───── Brano fornito

Non distante dalla moderna città di Al-Shatrah, nel sud dell’Iraq, un team internazionale di archeologi ha scoperto una grande taverna completa di tutti gli arredi e gli strumenti necessari. Tra i reperti, panchine, un’antica cella frigorifera fatta di argilla e chiamata “zeer”, un forno e vari contenitori, alcuni dei quali contenevano ancora cibo. Sembra tutto bloccato nel tempo, un po’ come a Pompei: in questo caso non ci fu un’eruzione ma la scoperta è stata fatta in un’area di grande densità storica, precisamente nell’area di Lagash, uno dei più grandi siti archeologici di quella che, un tempo, era la Mesopotamia.
E in effetti un po’ di Italia c’è: la squadra di ricerca è infatti composta da studiosi dell’Università della Pennsylvania e dell’Università di Pisa, che hanno utilizzato metodologie e tecnologie di ricerca e scavo ad alta tecnologia, tra cui fotografie scattate con drone, imaging termico e il cosiddetto campionamento micro-stratigrafico, un tipo di scavo chirurgicamente preciso. Secondo Holly Pittman, archeologa e direttrice del progetto di scavo a Lagash, la taverna dovrebbe risalire al 2700 a.C. circa e la struttura era simile a quella odierna, con una parte all’aperto e un’altra consistente nella cucina.

──────────

- [Consegna A] Secondo il testo sulla taverna di Lagash, a quale epoca dovrebbe risalire la taverna?
- [Consegna B] Per ciascuna affermazione indica se concorda con il testo sulla taverna di Lagash, rispondendo sì o no e citando le parole del testo che lo stabiliscono: (i) la squadra di ricerca comprende studiosi dell'Università di Pisa; (ii) la taverna fu sepolta da un'eruzione; (iii) tra i reperti c'è un forno.
- [Consegna C] Trascrivi dal testo sulla taverna di Lagash tutto quello che va da "Non distante dalla" fino a "era la Mesopotamia.".

───── Dati forniti

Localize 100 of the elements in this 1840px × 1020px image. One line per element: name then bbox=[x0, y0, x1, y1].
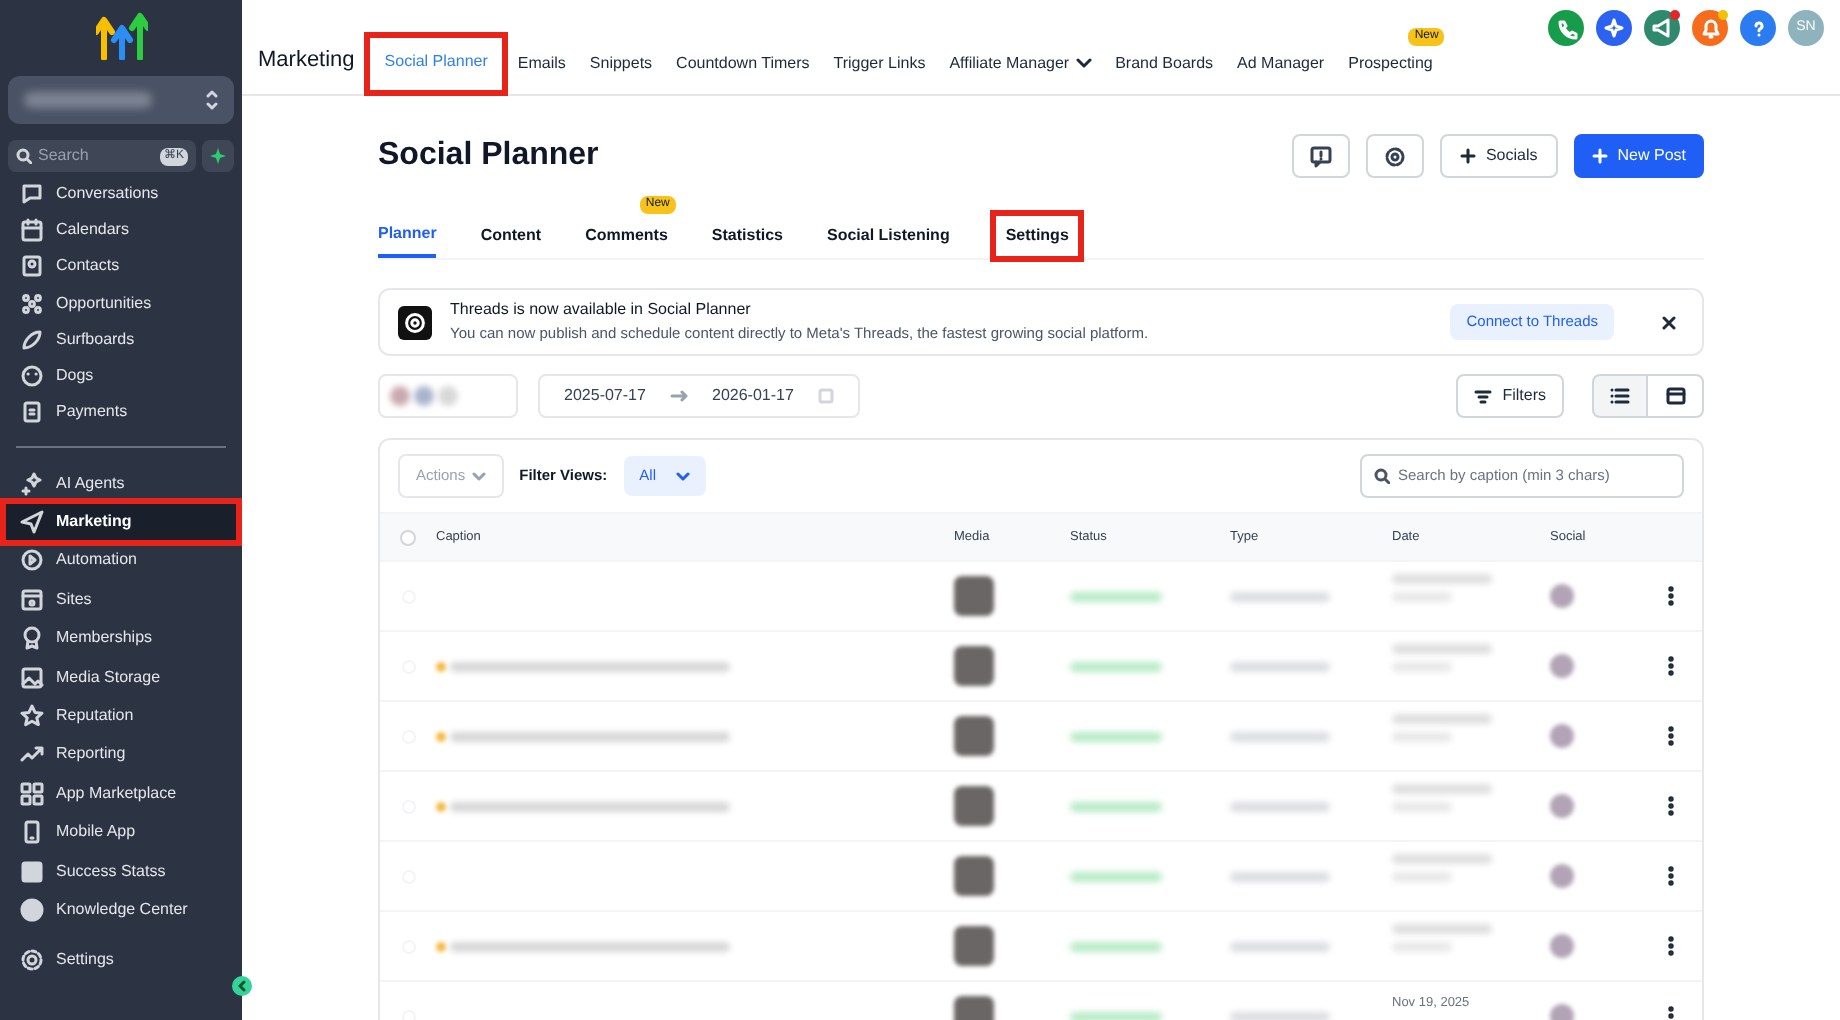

──────────

- [Risposta A] Al 2700 a.C. circa.

- [Risposta B]
(i) Sì: "studiosi dell’Università della Pennsylvania e dell’Università di Pisa"
(ii) No: "in questo caso non ci fu un’eruzione"
(iii) Sì: "Tra i reperti, panchine, un’antica cella frigorifera fatta di argilla e chiamata “zeer”, un forno e vari contenitori"

- [Risposta C]
Non distante dalla moderna città di Al-Shatrah, nel sud dell’Iraq, un team internazionale di archeologi ha scoperto una grande taverna completa di tutti gli arredi e gli strumenti necessari. Tra i reperti, panchine, un’antica cella frigorifera fatta di argilla e chiamata “zeer”, un forno e vari contenitori, alcuni dei quali contenevano ancora cibo. Sembra tutto bloccato nel tempo, un po’ come a Pompei: in questo caso non ci fu un’eruzione ma la scoperta è stata fatta in un’area di grande densità storica, precisamente nell’area di Lagash, uno dei più grandi siti archeologici di quella che, un tempo, era la Mesopotamia.